• HOW TO COMPLETE THIS TASK
Retype the football officiating comment thread word for word.

(TEXT SEGMENT Opens)

I felt like Reid made the right call at the time...it just didn't work out.

5
by eggwasp :: Fri, 10/20/2017 - 11:52am

It was nice to see officials not allow the Chiefs O-line to blatantly tackle (let alone hold) the Raiders D-line this week, as the Chargers crew did last week. Or call obvious offsides as false starts on the Raiders O-line. The old bounce of the ball changing from week to week I guess.

9
by Junior :: Fri, 10/20/2017 - 12:35pm

When every single close game seems to come down to questionable-at-best officiating, reviews requiring excruciating never-ending minutae, DBs and WRs flooping like soccer players coupled with "my" Chiefs laying down and letting teams blow through them week after week without resistance, I think this is the death knell of my watching football. I'll forever enjoy the stats and discussion of why teams win and lose but actually watching the games is a chore I can no longer endure.

I thought the Cook catch was a TD, and after that everything was a clown circus. Oakland "deserved" to win but after that overturn it seemed like Vince McMahon booked the finish.

"Overbearing Incompetence" fits the officiating of most games.

(TEXT SEGMENT Closes)
(DATA Opens)

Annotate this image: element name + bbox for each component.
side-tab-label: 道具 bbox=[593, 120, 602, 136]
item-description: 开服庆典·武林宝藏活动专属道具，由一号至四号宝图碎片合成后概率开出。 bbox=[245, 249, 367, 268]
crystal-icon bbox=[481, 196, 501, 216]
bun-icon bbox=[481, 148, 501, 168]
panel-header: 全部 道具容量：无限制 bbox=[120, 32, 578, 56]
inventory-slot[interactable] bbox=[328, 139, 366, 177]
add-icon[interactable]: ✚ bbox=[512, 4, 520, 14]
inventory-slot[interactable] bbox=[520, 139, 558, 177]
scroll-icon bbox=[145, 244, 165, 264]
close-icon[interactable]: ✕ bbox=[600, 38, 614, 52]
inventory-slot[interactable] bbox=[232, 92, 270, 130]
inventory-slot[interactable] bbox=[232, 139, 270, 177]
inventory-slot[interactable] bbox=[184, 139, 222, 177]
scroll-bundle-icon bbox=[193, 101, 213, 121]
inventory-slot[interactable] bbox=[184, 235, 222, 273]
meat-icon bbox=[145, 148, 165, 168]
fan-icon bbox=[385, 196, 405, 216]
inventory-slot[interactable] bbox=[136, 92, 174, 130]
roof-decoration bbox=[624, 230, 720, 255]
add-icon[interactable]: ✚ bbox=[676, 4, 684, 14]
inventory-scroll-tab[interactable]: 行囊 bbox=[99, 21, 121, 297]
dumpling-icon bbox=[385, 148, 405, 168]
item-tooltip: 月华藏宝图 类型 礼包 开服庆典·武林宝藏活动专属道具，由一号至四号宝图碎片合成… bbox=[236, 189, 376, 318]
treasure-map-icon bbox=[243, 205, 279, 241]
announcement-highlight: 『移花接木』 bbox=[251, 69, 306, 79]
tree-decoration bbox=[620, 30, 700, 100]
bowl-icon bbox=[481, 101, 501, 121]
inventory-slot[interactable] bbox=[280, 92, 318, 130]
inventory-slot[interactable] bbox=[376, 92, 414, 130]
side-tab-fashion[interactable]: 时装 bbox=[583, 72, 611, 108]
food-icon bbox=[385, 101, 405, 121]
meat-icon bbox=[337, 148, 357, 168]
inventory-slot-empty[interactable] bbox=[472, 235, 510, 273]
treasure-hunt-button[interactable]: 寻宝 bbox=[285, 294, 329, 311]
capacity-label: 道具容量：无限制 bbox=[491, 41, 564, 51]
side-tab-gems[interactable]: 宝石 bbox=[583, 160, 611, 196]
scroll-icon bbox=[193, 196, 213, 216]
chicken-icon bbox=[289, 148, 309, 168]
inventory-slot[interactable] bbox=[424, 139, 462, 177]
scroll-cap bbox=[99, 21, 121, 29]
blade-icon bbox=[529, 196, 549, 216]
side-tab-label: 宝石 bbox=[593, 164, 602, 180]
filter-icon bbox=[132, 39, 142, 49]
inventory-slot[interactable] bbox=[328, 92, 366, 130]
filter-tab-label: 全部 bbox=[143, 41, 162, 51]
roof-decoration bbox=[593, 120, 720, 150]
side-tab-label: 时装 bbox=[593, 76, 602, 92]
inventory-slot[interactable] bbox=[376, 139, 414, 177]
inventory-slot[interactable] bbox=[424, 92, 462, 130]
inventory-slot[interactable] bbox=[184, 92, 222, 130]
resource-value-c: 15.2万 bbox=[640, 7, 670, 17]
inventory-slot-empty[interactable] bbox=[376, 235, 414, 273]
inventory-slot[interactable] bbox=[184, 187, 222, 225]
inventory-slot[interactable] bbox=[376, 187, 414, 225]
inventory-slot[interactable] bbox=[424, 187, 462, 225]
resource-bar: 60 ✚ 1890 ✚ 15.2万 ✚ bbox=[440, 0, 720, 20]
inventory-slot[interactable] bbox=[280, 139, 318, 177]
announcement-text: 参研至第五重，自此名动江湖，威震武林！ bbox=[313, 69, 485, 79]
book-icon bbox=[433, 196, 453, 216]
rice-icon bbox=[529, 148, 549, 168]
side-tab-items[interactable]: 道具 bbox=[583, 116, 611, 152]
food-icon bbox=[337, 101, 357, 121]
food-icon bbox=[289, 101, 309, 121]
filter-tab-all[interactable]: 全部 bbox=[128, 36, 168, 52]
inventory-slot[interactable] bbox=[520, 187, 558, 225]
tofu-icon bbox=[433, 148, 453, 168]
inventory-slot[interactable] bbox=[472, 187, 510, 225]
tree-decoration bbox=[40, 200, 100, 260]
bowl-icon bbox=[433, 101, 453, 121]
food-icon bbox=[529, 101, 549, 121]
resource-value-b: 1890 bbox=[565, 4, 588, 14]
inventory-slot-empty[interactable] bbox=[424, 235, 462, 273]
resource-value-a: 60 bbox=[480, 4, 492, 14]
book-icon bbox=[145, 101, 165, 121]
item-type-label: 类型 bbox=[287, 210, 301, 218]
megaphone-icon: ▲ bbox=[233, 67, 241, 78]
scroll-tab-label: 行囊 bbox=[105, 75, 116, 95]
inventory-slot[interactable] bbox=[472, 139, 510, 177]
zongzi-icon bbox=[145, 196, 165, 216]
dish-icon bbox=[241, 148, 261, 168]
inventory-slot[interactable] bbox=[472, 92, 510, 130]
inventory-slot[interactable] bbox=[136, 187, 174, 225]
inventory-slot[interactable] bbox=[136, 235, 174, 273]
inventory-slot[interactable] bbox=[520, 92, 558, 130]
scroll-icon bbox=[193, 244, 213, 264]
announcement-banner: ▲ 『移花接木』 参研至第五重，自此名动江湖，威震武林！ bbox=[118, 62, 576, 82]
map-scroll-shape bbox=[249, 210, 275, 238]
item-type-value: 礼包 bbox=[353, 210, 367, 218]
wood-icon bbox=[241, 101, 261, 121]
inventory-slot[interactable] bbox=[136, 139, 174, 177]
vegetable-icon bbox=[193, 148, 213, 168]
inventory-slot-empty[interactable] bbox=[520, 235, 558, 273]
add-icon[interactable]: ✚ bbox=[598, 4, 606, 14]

(DATA Closes)

• RESPONSE BELOW
I felt like Reid made the right call at the time...it just didn't work out.

5
by eggwasp :: Fri, 10/20/2017 - 11:52am

It was nice to see officials not allow the Chiefs O-line to blatantly tackle (let alone hold) the Raiders D-line this week, as the Chargers crew did last week. Or call obvious offsides as false starts on the Raiders O-line. The old bounce of the ball changing from week to week I guess.

9
by Junior :: Fri, 10/20/2017 - 12:35pm

When every single close game seems to come down to questionable-at-best officiating, reviews requiring excruciating never-ending minutae, DBs and WRs flooping like soccer players coupled with "my" Chiefs laying down and letting teams blow through them week after week without resistance, I think this is the death knell of my watching football. I'll forever enjoy the stats and discussion of why teams win and lose but actually watching the games is a chore I can no longer endure.

I thought the Cook catch was a TD, and after that everything was a clown circus. Oakland "deserved" to win but after that overturn it seemed like Vince McMahon booked the finish.

"Overbearing Incompetence" fits the officiating of most games.